AIM OF THE EXERCISE
Copy out the listing that follows exactly, dropping every picture.

———

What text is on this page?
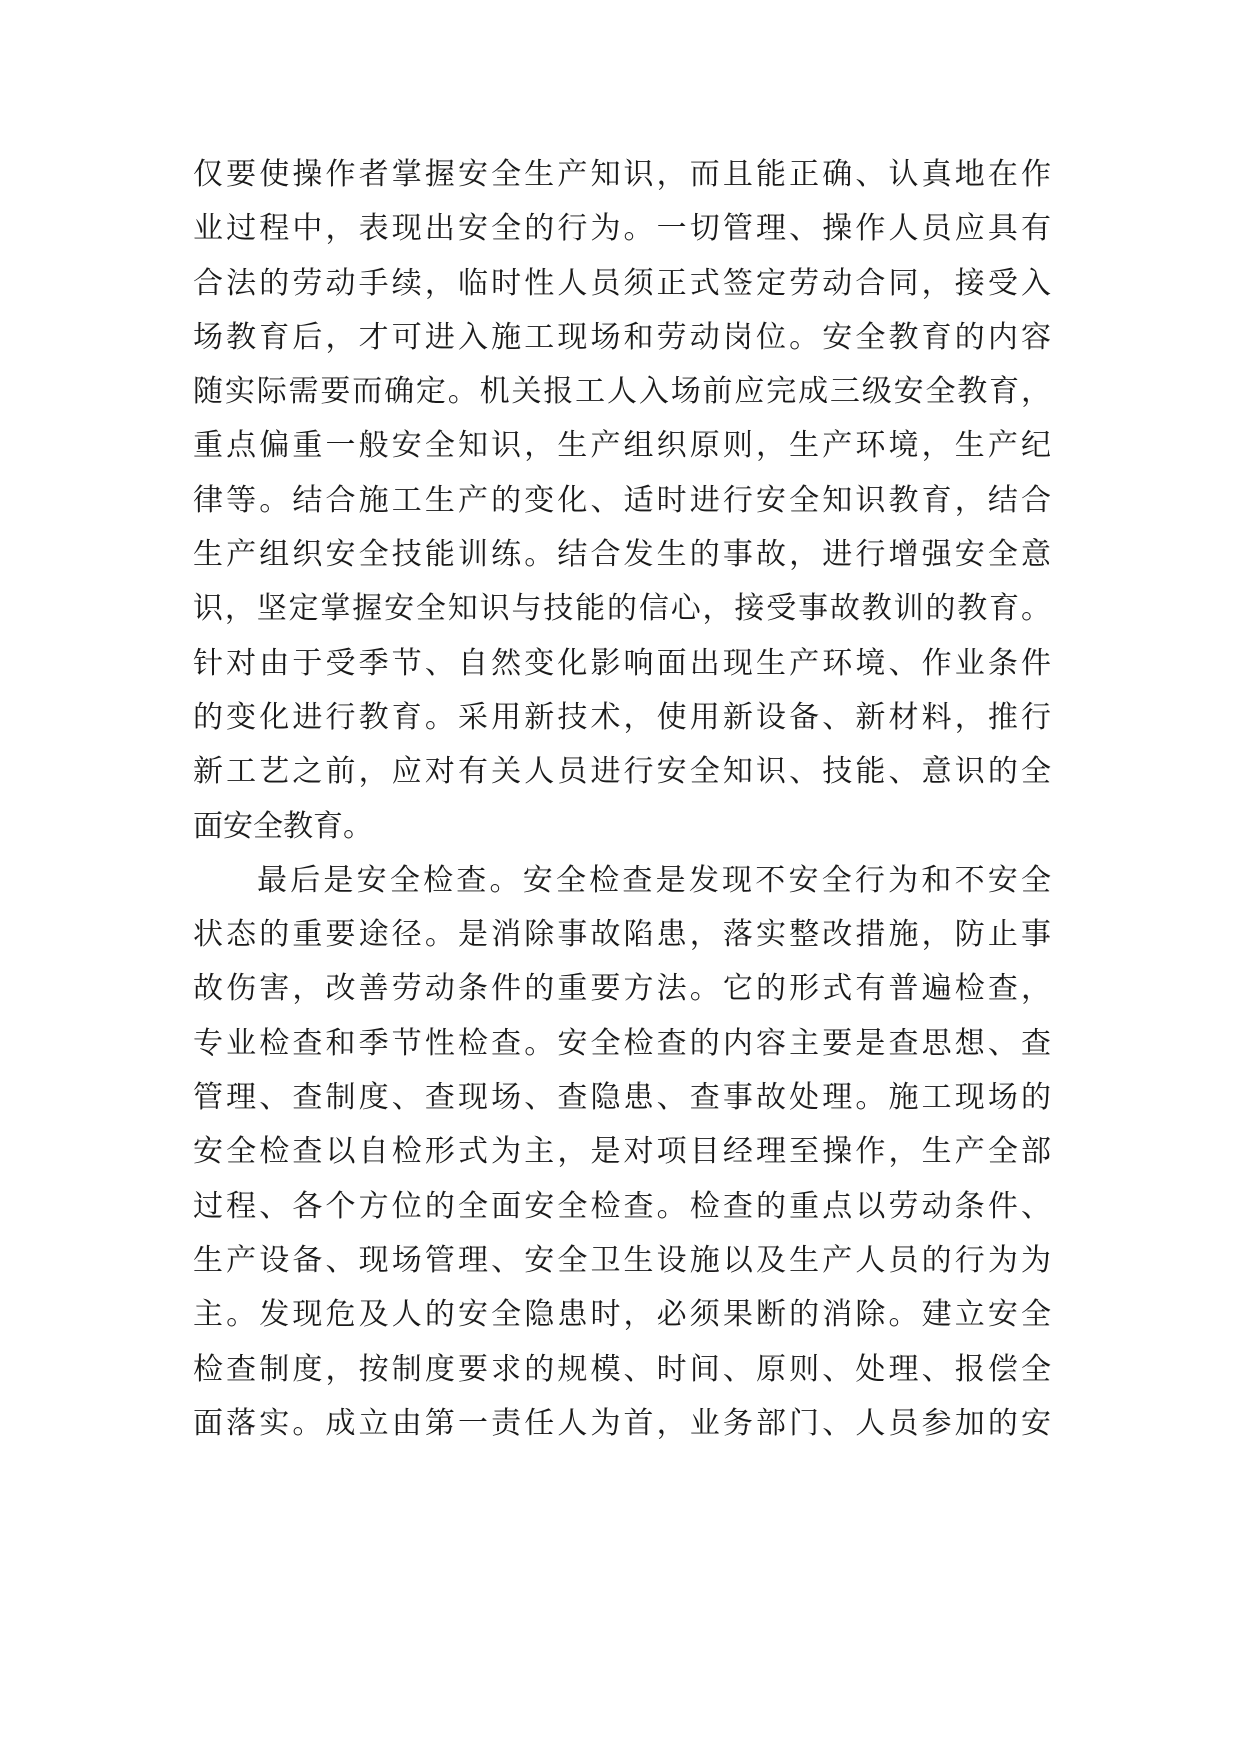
仅要使操作者掌握安全生产知识，而且能正确、认真地在作
业过程中，表现出安全的行为。一切管理、操作人员应具有
合法的劳动手续，临时性人员须正式签定劳动合同，接受入
场教育后，才可进入施工现场和劳动岗位。安全教育的内容
随实际需要而确定。机关报工人入场前应完成三级安全教育，
重点偏重一般安全知识，生产组织原则，生产环境，生产纪
律等。结合施工生产的变化、适时进行安全知识教育，结合
生产组织安全技能训练。结合发生的事故，进行增强安全意
识，坚定掌握安全知识与技能的信心，接受事故教训的教育。
针对由于受季节、自然变化影响面出现生产环境、作业条件
的变化进行教育。采用新技术，使用新设备、新材料，推行
新工艺之前，应对有关人员进行安全知识、技能、意识的全
面安全教育。
最后是安全检查。安全检查是发现不安全行为和不安全
状态的重要途径。是消除事故陷患，落实整改措施，防止事
故伤害，改善劳动条件的重要方法。它的形式有普遍检查，
专业检查和季节性检查。安全检查的内容主要是查思想、查
管理、查制度、查现场、查隐患、查事故处理。施工现场的
安全检查以自检形式为主，是对项目经理至操作，生产全部
过程、各个方位的全面安全检查。检查的重点以劳动条件、
生产设备、现场管理、安全卫生设施以及生产人员的行为为
主。发现危及人的安全隐患时，必须果断的消除。建立安全
检查制度，按制度要求的规模、时间、原则、处理、报偿全
面落实。成立由第一责任人为首，业务部门、人员参加的安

———

REPLY
What text is on this page?
仅要使操作者掌握安全生产知识，而且能正确、认真地在作
业过程中，表现出安全的行为。一切管理、操作人员应具有
合法的劳动手续，临时性人员须正式签定劳动合同，接受入
场教育后，才可进入施工现场和劳动岗位。安全教育的内容
随实际需要而确定。机关报工人入场前应完成三级安全教育，
重点偏重一般安全知识，生产组织原则，生产环境，生产纪
律等。结合施工生产的变化、适时进行安全知识教育，结合
生产组织安全技能训练。结合发生的事故，进行增强安全意
识，坚定掌握安全知识与技能的信心，接受事故教训的教育。
针对由于受季节、自然变化影响面出现生产环境、作业条件
的变化进行教育。采用新技术，使用新设备、新材料，推行
新工艺之前，应对有关人员进行安全知识、技能、意识的全
面安全教育。
最后是安全检查。安全检查是发现不安全行为和不安全
状态的重要途径。是消除事故陷患，落实整改措施，防止事
故伤害，改善劳动条件的重要方法。它的形式有普遍检查，
专业检查和季节性检查。安全检查的内容主要是查思想、查
管理、查制度、查现场、查隐患、查事故处理。施工现场的
安全检查以自检形式为主，是对项目经理至操作，生产全部
过程、各个方位的全面安全检查。检查的重点以劳动条件、
生产设备、现场管理、安全卫生设施以及生产人员的行为为
主。发现危及人的安全隐患时，必须果断的消除。建立安全
检查制度，按制度要求的规模、时间、原则、处理、报偿全
面落实。成立由第一责任人为首，业务部门、人员参加的安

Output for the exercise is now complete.